**DATA LINES:**
################

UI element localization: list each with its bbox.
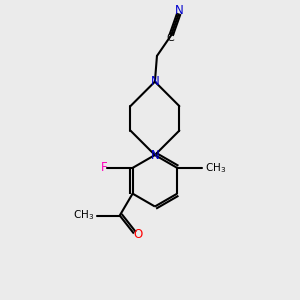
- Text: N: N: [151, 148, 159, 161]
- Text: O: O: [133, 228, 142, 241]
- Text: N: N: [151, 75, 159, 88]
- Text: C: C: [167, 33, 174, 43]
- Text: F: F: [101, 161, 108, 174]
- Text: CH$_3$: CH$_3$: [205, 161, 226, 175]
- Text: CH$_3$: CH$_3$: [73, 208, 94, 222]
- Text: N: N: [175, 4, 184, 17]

################

Could you output the items above verbatim, line for line, leaving out the picture?

UI element localization: list each with its bbox.
- Text: N: N: [151, 148, 159, 161]
- Text: O: O: [133, 228, 142, 241]
- Text: N: N: [151, 75, 159, 88]
- Text: C: C: [167, 33, 174, 43]
- Text: F: F: [101, 161, 108, 174]
- Text: CH$_3$: CH$_3$: [205, 161, 226, 175]
- Text: CH$_3$: CH$_3$: [73, 208, 94, 222]
- Text: N: N: [175, 4, 184, 17]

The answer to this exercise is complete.